(begin)

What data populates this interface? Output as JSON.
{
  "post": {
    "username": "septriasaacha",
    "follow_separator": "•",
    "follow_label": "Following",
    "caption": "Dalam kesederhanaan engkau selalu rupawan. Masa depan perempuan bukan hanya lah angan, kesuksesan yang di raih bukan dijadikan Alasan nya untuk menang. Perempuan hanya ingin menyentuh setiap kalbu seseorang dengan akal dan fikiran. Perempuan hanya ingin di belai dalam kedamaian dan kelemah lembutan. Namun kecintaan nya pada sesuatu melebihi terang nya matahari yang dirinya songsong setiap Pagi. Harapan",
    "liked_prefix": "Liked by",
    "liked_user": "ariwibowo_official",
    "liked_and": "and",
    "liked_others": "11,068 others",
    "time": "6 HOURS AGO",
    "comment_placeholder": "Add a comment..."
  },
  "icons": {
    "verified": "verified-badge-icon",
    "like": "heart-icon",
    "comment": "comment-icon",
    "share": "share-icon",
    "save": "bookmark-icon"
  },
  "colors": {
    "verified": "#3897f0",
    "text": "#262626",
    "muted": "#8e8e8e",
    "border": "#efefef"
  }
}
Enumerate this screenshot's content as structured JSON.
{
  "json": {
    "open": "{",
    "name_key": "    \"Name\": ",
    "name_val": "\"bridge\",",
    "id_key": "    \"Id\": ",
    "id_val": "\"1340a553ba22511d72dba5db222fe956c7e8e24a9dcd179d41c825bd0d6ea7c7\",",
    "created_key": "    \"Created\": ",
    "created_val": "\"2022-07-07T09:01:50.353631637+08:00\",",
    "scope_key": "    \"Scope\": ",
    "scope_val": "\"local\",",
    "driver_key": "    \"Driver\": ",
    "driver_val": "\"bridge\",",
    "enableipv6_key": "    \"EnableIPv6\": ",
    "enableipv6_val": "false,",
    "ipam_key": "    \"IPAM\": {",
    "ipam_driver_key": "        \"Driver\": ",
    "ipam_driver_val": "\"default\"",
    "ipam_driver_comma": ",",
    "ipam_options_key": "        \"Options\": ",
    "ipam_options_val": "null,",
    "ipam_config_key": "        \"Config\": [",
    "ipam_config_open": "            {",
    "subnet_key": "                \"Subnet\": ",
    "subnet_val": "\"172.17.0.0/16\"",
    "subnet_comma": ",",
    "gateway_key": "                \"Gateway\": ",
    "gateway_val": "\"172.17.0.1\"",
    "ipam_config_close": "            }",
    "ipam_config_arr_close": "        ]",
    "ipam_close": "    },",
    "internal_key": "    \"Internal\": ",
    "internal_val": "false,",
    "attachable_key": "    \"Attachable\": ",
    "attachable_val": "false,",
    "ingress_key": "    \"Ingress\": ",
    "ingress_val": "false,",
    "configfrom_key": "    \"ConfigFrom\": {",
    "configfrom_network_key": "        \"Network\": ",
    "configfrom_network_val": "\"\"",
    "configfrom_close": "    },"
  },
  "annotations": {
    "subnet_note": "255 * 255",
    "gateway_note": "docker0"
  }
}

(end)

**TASK GOAL:**
Reproduce the listing shown above in its entirety, exactly.

**TASK ANSWER:**
What data populates this interface? Output as JSON.
{
  "post": {
    "username": "septriasaacha",
    "follow_separator": "•",
    "follow_label": "Following",
    "caption": "Dalam kesederhanaan engkau selalu rupawan. Masa depan perempuan bukan hanya lah angan, kesuksesan yang di raih bukan dijadikan Alasan nya untuk menang. Perempuan hanya ingin menyentuh setiap kalbu seseorang dengan akal dan fikiran. Perempuan hanya ingin di belai dalam kedamaian dan kelemah lembutan. Namun kecintaan nya pada sesuatu melebihi terang nya matahari yang dirinya songsong setiap Pagi. Harapan",
    "liked_prefix": "Liked by",
    "liked_user": "ariwibowo_official",
    "liked_and": "and",
    "liked_others": "11,068 others",
    "time": "6 HOURS AGO",
    "comment_placeholder": "Add a comment..."
  },
  "icons": {
    "verified": "verified-badge-icon",
    "like": "heart-icon",
    "comment": "comment-icon",
    "share": "share-icon",
    "save": "bookmark-icon"
  },
  "colors": {
    "verified": "#3897f0",
    "text": "#262626",
    "muted": "#8e8e8e",
    "border": "#efefef"
  }
}
Enumerate this screenshot's content as structured JSON.
{
  "json": {
    "open": "{",
    "name_key": "    \"Name\": ",
    "name_val": "\"bridge\",",
    "id_key": "    \"Id\": ",
    "id_val": "\"1340a553ba22511d72dba5db222fe956c7e8e24a9dcd179d41c825bd0d6ea7c7\",",
    "created_key": "    \"Created\": ",
    "created_val": "\"2022-07-07T09:01:50.353631637+08:00\",",
    "scope_key": "    \"Scope\": ",
    "scope_val": "\"local\",",
    "driver_key": "    \"Driver\": ",
    "driver_val": "\"bridge\",",
    "enableipv6_key": "    \"EnableIPv6\": ",
    "enableipv6_val": "false,",
    "ipam_key": "    \"IPAM\": {",
    "ipam_driver_key": "        \"Driver\": ",
    "ipam_driver_val": "\"default\"",
    "ipam_driver_comma": ",",
    "ipam_options_key": "        \"Options\": ",
    "ipam_options_val": "null,",
    "ipam_config_key": "        \"Config\": [",
    "ipam_config_open": "            {",
    "subnet_key": "                \"Subnet\": ",
    "subnet_val": "\"172.17.0.0/16\"",
    "subnet_comma": ",",
    "gateway_key": "                \"Gateway\": ",
    "gateway_val": "\"172.17.0.1\"",
    "ipam_config_close": "            }",
    "ipam_config_arr_close": "        ]",
    "ipam_close": "    },",
    "internal_key": "    \"Internal\": ",
    "internal_val": "false,",
    "attachable_key": "    \"Attachable\": ",
    "attachable_val": "false,",
    "ingress_key": "    \"Ingress\": ",
    "ingress_val": "false,",
    "configfrom_key": "    \"ConfigFrom\": {",
    "configfrom_network_key": "        \"Network\": ",
    "configfrom_network_val": "\"\"",
    "configfrom_close": "    },"
  },
  "annotations": {
    "subnet_note": "255 * 255",
    "gateway_note": "docker0"
  }
}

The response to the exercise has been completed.